[Records from a data collection]

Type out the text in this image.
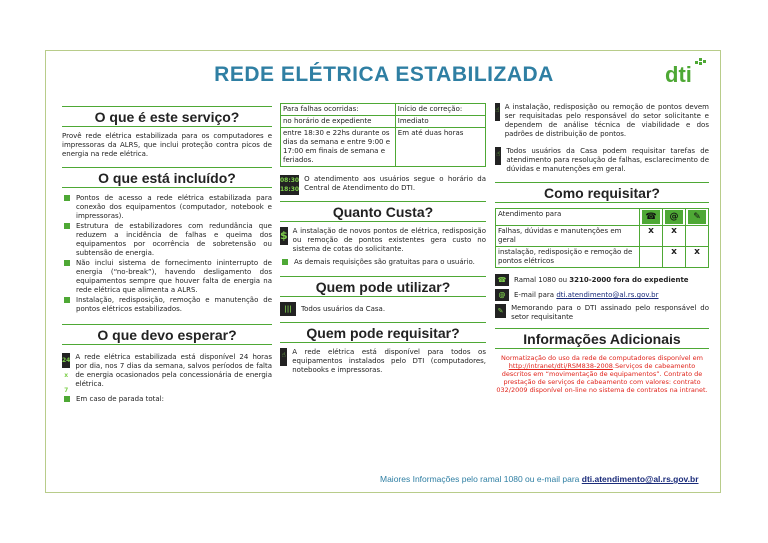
REDE ELÉTRICA ESTABILIZADA	dti
O que é este serviço?
Provê rede elétrica estabilizada para os computadores e impressoras da ALRS, que inclui proteção contra picos de energia na rede elétrica.
O que está incluído?
Pontos de acesso a rede elétrica estabilizada para conexão dos equipamentos (computador, notebook e impressoras).
Estrutura de estabilizadores com redundância que reduzem a incidência de falhas e queima dos equipamentos por ocorrência de sobretensão ou subtensão de energia.
Não inclui sistema de fornecimento ininterrupto de energia (“no-break”), havendo desligamento dos equipamentos sempre que houver falta de energia na rede elétrica que alimenta a ALRS.
Instalação, redisposição, remoção e manutenção de pontos elétricos estabilizados.
O que devo esperar?
24 x 7
A rede elétrica estabilizada está disponível 24 horas por dia, nos 7 dias da semana, salvos períodos de falta de energia ocasionados pela concessionária de energia elétrica.
Em caso de parada total:
Para falhas ocorridas:	Início de correção:
no horário de expediente	Imediato
entre 18:30 e 22hs durante os dias da semana e entre 9:00 e 17:00 em finais de semana e feriados.	Em até duas horas
08:30
18:30
O atendimento aos usuários segue o horário da Central de Atendimento do DTI.
Quanto Custa?
$ A instalação de novos pontos de elétrica, redisposição ou remoção de pontos existentes gera custo no sistema de cotas do solicitante.
As demais requisições são gratuitas para o usuário.
Quem pode utilizar?
|||	Todos usuários da Casa.
Quem pode requisitar?
☝ A rede elétrica está disponível para todos os equipamentos instalados pelo DTI (computadores, notebooks e impressoras.
☝ A instalação, redisposição ou remoção de pontos devem ser requisitadas pelo responsável do setor solicitante e dependem de análise técnica de viabilidade e dos padrões de distribuição de pontos.
☝ Todos usuários da Casa podem requisitar tarefas de atendimento para resolução de falhas, esclarecimento de dúvidas e manutenções em geral.
Como requisitar?
Atendimento para	☎	@	✎
Falhas, dúvidas e manutenções em geral	x	x	
instalação, redisposição e remoção de pontos elétricos		x	x
☎	Ramal 1080 ou 3210-2000 fora do expediente
@	E-mail para dti.atendimento@al.rs.gov.br
✎	Memorando para o DTI assinado pelo responsável do setor requisitante
Informações Adicionais
Normatização do uso da rede de computadores disponível em http://intranet/dti/RSM838-2008.Serviços de cabeamento descritos em “movimentação de equipamentos”. Contrato de prestação de serviços de cabeamento com valores: contrato 032/2009 disponível on-line no sistema de contratos na intranet.
Maiores Informações pelo ramal 1080 ou e-mail para dti.atendimento@al.rs.gov.br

# Exercise aim
Select the lines from the entries that include the word "redisposição".

# Written answer
Instalação, redisposição, remoção e manutenção de pontos elétricos estabilizados.
$ A instalação de novos pontos de elétrica, redisposição ou remoção de pontos existentes gera custo no sistema de cotas do solicitante.
☝ A instalação, redisposição ou remoção de pontos devem ser requisitadas pelo responsável do setor solicitante e dependem de análise técnica de viabilidade e dos padrões de distribuição de pontos.
instalação, redisposição e remoção de pontos elétricos		x	x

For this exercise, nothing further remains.